Show all lines holding the string "industriali".

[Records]
** begin **

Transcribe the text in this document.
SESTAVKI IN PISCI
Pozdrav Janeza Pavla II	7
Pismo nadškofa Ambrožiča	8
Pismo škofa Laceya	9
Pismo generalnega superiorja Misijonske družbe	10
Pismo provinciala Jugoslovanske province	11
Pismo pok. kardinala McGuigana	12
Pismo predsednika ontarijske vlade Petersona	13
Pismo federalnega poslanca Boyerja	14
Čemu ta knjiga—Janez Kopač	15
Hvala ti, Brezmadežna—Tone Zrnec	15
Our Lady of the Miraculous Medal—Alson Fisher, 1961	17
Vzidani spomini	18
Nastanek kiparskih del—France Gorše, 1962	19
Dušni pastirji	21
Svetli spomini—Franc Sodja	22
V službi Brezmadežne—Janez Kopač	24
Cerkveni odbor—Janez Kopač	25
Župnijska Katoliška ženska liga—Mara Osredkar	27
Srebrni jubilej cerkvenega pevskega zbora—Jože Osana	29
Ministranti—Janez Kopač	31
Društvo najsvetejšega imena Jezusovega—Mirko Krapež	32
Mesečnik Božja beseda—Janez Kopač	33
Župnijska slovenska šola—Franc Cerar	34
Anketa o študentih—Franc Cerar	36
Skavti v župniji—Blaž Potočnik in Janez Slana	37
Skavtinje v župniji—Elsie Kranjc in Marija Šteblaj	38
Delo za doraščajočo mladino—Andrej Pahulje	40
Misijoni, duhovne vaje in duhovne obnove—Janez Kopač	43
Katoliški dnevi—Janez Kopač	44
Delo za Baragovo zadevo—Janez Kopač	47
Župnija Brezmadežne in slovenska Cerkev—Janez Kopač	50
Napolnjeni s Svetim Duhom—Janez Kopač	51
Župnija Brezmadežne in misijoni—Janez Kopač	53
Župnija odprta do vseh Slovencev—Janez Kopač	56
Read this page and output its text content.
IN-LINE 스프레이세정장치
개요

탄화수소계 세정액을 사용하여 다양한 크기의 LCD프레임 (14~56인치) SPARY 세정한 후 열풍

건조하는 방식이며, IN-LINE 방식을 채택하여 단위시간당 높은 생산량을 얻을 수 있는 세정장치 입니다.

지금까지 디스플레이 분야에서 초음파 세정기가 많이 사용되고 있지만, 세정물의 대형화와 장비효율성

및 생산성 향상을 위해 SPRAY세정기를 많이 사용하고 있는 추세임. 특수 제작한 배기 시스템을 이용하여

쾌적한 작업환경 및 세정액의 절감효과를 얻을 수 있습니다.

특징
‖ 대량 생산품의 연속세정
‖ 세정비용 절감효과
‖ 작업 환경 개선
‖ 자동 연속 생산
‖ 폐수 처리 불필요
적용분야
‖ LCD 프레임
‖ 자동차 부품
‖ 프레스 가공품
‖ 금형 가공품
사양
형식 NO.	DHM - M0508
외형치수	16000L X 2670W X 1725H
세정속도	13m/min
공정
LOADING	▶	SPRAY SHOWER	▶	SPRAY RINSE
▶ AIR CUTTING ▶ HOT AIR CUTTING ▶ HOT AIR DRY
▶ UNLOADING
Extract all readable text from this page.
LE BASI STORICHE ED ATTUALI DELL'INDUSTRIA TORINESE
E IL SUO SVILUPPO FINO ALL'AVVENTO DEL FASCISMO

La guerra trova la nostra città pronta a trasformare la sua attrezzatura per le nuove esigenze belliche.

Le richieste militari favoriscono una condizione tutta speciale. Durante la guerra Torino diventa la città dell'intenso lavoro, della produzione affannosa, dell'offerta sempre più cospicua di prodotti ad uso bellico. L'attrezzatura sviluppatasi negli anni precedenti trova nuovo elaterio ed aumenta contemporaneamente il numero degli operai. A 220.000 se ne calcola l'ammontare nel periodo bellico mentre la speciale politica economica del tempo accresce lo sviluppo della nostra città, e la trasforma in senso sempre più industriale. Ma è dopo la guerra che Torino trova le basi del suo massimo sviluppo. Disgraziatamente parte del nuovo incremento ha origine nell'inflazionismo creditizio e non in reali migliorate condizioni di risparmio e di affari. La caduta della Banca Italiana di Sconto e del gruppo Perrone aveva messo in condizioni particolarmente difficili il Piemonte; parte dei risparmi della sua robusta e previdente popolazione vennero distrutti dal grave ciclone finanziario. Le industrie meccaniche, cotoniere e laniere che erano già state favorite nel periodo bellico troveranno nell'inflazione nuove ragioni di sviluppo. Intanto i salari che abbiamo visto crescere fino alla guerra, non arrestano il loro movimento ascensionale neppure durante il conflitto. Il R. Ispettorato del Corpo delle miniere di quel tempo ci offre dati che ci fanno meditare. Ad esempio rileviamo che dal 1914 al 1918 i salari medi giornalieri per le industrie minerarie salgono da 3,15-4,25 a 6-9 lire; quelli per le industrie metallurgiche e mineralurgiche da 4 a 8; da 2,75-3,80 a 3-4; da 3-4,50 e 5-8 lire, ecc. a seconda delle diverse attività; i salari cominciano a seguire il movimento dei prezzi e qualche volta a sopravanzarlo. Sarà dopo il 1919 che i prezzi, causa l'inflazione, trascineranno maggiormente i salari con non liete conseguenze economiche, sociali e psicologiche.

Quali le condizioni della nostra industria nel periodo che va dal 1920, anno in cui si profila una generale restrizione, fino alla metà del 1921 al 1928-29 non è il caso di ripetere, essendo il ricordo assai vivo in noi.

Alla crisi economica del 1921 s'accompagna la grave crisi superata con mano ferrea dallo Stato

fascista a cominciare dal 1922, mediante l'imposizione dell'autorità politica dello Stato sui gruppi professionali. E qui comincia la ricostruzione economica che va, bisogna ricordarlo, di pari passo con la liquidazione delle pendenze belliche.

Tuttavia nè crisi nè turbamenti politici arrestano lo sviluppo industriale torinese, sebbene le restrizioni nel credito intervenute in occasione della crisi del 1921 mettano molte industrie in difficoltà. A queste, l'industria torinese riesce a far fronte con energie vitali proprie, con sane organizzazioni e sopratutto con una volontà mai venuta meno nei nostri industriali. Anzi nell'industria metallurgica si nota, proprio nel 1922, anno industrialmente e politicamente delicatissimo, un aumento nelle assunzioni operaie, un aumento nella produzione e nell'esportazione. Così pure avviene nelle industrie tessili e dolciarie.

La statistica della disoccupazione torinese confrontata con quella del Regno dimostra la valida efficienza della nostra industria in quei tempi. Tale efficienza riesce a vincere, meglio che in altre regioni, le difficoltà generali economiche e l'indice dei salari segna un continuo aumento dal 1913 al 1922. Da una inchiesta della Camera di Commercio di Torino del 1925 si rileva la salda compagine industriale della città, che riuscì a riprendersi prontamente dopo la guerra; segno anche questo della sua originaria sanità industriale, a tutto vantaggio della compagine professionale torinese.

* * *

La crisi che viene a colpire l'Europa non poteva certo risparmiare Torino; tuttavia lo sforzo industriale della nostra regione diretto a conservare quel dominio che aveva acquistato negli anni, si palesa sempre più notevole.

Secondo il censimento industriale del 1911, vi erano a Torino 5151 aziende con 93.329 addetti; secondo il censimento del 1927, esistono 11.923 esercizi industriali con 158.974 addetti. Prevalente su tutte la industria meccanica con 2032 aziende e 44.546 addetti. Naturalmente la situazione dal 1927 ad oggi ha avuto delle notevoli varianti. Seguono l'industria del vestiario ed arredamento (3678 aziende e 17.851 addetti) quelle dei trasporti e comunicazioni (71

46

** end **

=== RESULT ===
Tuttavia nè crisi nè turbamenti politici arrestano lo sviluppo industriale torinese, sebbene le restrizioni nel credito intervenute in occasione della crisi del 1921 mettano molte industrie in difficoltà. A queste, l'industria torinese riesce a far fronte con energie vitali proprie, con sane organizzazioni e sopratutto con una volontà mai venuta meno nei nostri industriali. Anzi nell'industria metallurgica si nota, proprio nel 1922, anno industrialmente e politicamente delicatissimo, un aumento nelle assunzioni operaie, un aumento nella produzione e nell'esportazione. Così pure avviene nelle industrie tessili e dolciarie.
Secondo il censimento industriale del 1911, vi erano a Torino 5151 aziende con 93.329 addetti; secondo il censimento del 1927, esistono 11.923 esercizi industriali con 158.974 addetti. Prevalente su tutte la industria meccanica con 2032 aziende e 44.546 addetti. Naturalmente la situazione dal 1927 ad oggi ha avuto delle notevoli varianti. Seguono l'industria del vestiario ed arredamento (3678 aziende e 17.851 addetti) quelle dei trasporti e comunicazioni (71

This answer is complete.